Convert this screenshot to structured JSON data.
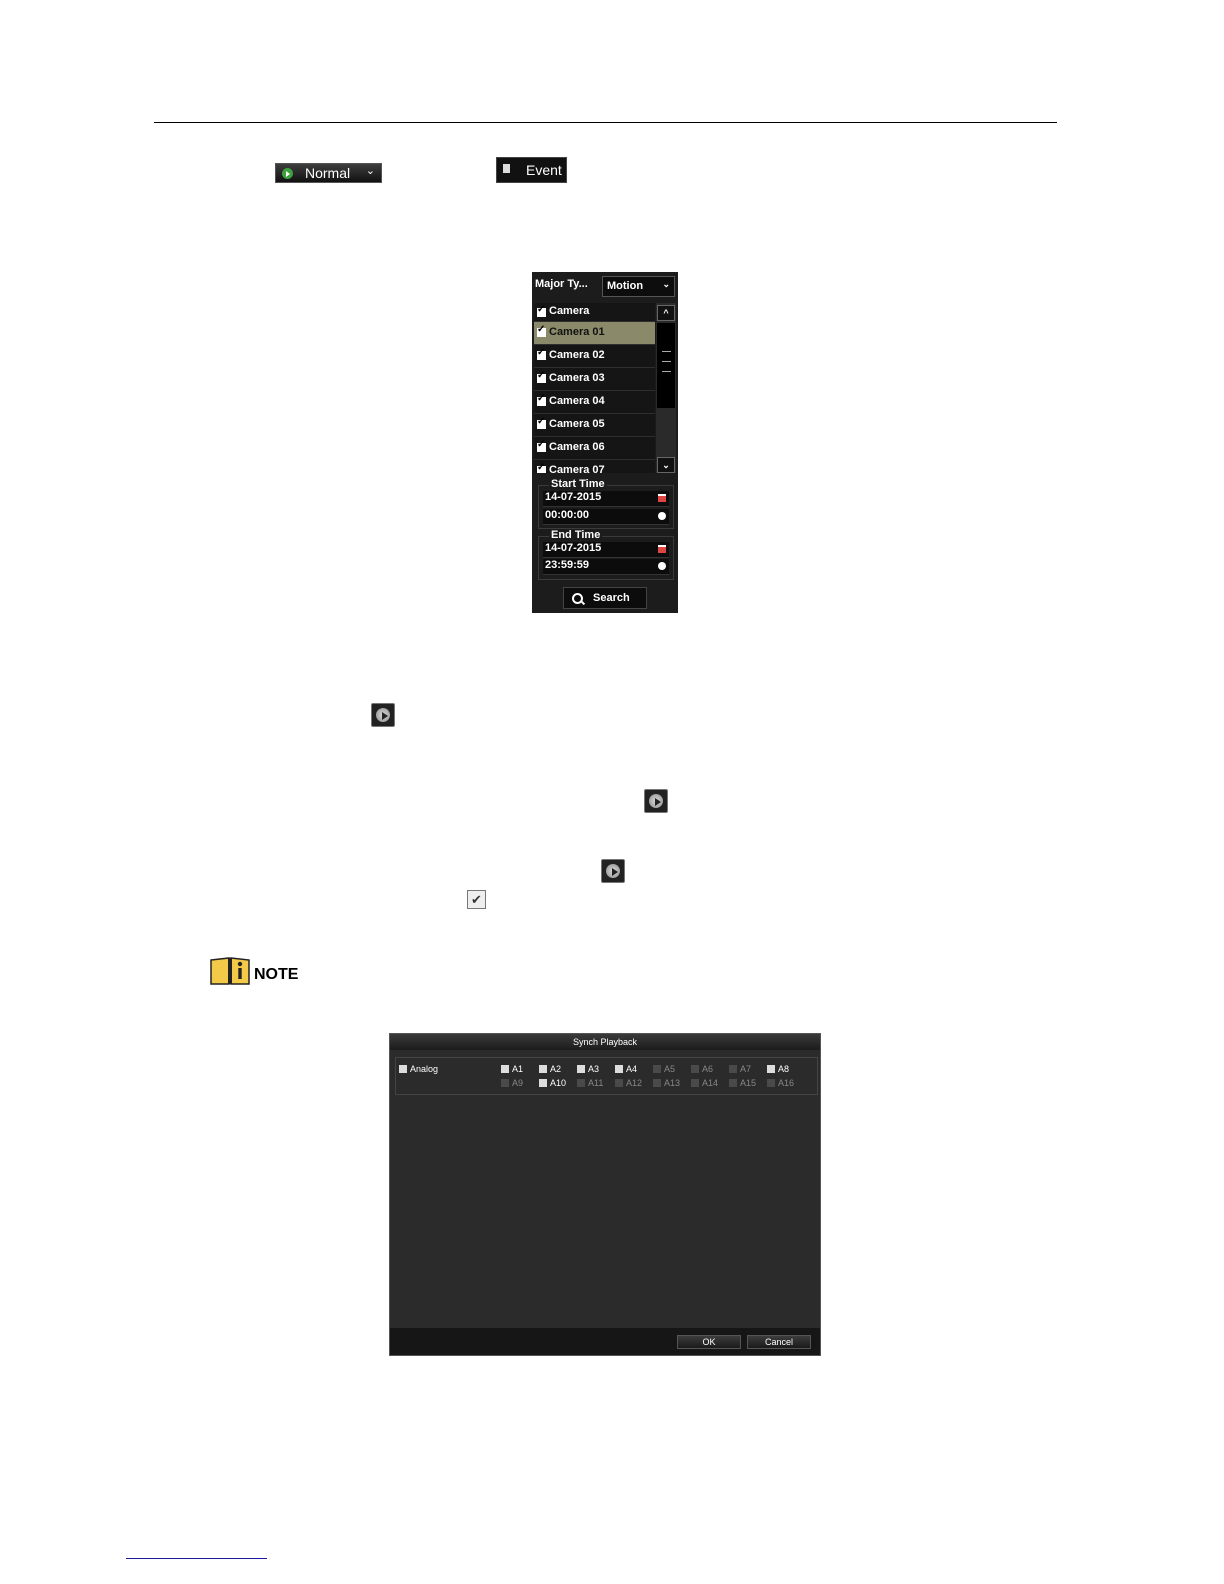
{
  "toolbar": {
    "normal_label": "Normal",
    "event_label": "Event"
  },
  "search_panel": {
    "major_type_label": "Major Ty...",
    "major_type_value": "Motion",
    "camera_header": "Camera",
    "cameras": [
      "Camera 01",
      "Camera 02",
      "Camera 03",
      "Camera 04",
      "Camera 05",
      "Camera 06",
      "Camera 07"
    ],
    "start_time_label": "Start Time",
    "start_date": "14-07-2015",
    "start_time": "00:00:00",
    "end_time_label": "End Time",
    "end_date": "14-07-2015",
    "end_time": "23:59:59",
    "search_label": "Search"
  },
  "note": {
    "label": "NOTE"
  },
  "synch_dialog": {
    "title": "Synch Playback",
    "analog_label": "Analog",
    "channels_row1": [
      "A1",
      "A2",
      "A3",
      "A4",
      "A5",
      "A6",
      "A7",
      "A8"
    ],
    "channels_row2": [
      "A9",
      "A10",
      "A11",
      "A12",
      "A13",
      "A14",
      "A15",
      "A16"
    ],
    "ok_label": "OK",
    "cancel_label": "Cancel"
  }
}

▸ Written problem:
Word for word, quote the lines above. Omit the pictures.

▸ Solution below:
Convert this screenshot to structured JSON data.
{
  "toolbar": {
    "normal_label": "Normal",
    "event_label": "Event"
  },
  "search_panel": {
    "major_type_label": "Major Ty...",
    "major_type_value": "Motion",
    "camera_header": "Camera",
    "cameras": [
      "Camera 01",
      "Camera 02",
      "Camera 03",
      "Camera 04",
      "Camera 05",
      "Camera 06",
      "Camera 07"
    ],
    "start_time_label": "Start Time",
    "start_date": "14-07-2015",
    "start_time": "00:00:00",
    "end_time_label": "End Time",
    "end_date": "14-07-2015",
    "end_time": "23:59:59",
    "search_label": "Search"
  },
  "note": {
    "label": "NOTE"
  },
  "synch_dialog": {
    "title": "Synch Playback",
    "analog_label": "Analog",
    "channels_row1": [
      "A1",
      "A2",
      "A3",
      "A4",
      "A5",
      "A6",
      "A7",
      "A8"
    ],
    "channels_row2": [
      "A9",
      "A10",
      "A11",
      "A12",
      "A13",
      "A14",
      "A15",
      "A16"
    ],
    "ok_label": "OK",
    "cancel_label": "Cancel"
  }
}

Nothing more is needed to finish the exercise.